▶ [Aim] Pull out every line of the listing below where "lotte" appears.

** begin Entries provided **

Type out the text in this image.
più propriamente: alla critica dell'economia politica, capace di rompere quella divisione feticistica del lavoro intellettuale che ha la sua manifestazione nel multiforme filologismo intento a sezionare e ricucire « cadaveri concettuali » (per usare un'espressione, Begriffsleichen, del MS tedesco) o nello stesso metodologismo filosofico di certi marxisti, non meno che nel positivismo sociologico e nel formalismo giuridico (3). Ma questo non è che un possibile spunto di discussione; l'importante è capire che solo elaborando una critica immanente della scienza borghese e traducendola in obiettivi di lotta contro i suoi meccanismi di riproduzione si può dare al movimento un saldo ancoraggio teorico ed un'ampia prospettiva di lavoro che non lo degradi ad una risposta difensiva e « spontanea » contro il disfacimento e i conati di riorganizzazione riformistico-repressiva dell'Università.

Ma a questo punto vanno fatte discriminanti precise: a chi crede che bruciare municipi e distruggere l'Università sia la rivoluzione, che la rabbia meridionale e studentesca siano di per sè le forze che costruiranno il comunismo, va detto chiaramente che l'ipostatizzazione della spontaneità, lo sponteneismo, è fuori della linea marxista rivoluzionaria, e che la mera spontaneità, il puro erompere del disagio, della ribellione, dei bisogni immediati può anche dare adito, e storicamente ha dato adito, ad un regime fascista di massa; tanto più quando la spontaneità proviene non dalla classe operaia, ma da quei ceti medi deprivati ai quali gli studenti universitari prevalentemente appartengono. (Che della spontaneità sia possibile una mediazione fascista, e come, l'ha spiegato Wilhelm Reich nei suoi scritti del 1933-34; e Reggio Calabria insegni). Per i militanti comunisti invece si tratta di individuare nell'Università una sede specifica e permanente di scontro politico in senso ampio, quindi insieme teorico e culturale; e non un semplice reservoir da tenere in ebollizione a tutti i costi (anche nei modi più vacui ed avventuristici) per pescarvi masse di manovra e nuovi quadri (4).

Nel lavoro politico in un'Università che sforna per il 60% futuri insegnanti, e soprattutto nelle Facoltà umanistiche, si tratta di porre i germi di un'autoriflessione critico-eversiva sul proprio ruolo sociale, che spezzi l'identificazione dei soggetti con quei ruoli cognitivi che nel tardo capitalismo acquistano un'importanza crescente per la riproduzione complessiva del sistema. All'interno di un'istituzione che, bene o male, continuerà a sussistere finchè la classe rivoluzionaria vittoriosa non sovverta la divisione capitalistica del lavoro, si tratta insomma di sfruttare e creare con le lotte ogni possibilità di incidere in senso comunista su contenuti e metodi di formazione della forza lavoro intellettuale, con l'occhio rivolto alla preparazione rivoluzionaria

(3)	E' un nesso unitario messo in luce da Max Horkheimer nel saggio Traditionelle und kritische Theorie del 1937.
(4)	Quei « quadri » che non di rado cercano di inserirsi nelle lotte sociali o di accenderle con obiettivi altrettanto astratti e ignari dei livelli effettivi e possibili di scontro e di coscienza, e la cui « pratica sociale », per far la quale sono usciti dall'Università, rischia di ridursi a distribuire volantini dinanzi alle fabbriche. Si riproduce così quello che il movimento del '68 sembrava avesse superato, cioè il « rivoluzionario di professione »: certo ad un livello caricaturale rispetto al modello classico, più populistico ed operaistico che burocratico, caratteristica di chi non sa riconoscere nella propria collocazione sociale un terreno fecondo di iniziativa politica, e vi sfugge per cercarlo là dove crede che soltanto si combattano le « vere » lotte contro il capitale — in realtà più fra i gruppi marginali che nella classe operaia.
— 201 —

** end Entries provided **

▶ [Full output]
Nel lavoro politico in un'Università che sforna per il 60% futuri insegnanti, e soprattutto nelle Facoltà umanistiche, si tratta di porre i germi di un'autoriflessione critico-eversiva sul proprio ruolo sociale, che spezzi l'identificazione dei soggetti con quei ruoli cognitivi che nel tardo capitalismo acquistano un'importanza crescente per la riproduzione complessiva del sistema. All'interno di un'istituzione che, bene o male, continuerà a sussistere finchè la classe rivoluzionaria vittoriosa non sovverta la divisione capitalistica del lavoro, si tratta insomma di sfruttare e creare con le lotte ogni possibilità di incidere in senso comunista su contenuti e metodi di formazione della forza lavoro intellettuale, con l'occhio rivolto alla preparazione rivoluzionaria
(4)	Quei « quadri » che non di rado cercano di inserirsi nelle lotte sociali o di accenderle con obiettivi altrettanto astratti e ignari dei livelli effettivi e possibili di scontro e di coscienza, e la cui « pratica sociale », per far la quale sono usciti dall'Università, rischia di ridursi a distribuire volantini dinanzi alle fabbriche. Si riproduce così quello che il movimento del '68 sembrava avesse superato, cioè il « rivoluzionario di professione »: certo ad un livello caricaturale rispetto al modello classico, più populistico ed operaistico che burocratico, caratteristica di chi non sa riconoscere nella propria collocazione sociale un terreno fecondo di iniziativa politica, e vi sfugge per cercarlo là dove crede che soltanto si combattano le « vere » lotte contro il capitale — in realtà più fra i gruppi marginali che nella classe operaia.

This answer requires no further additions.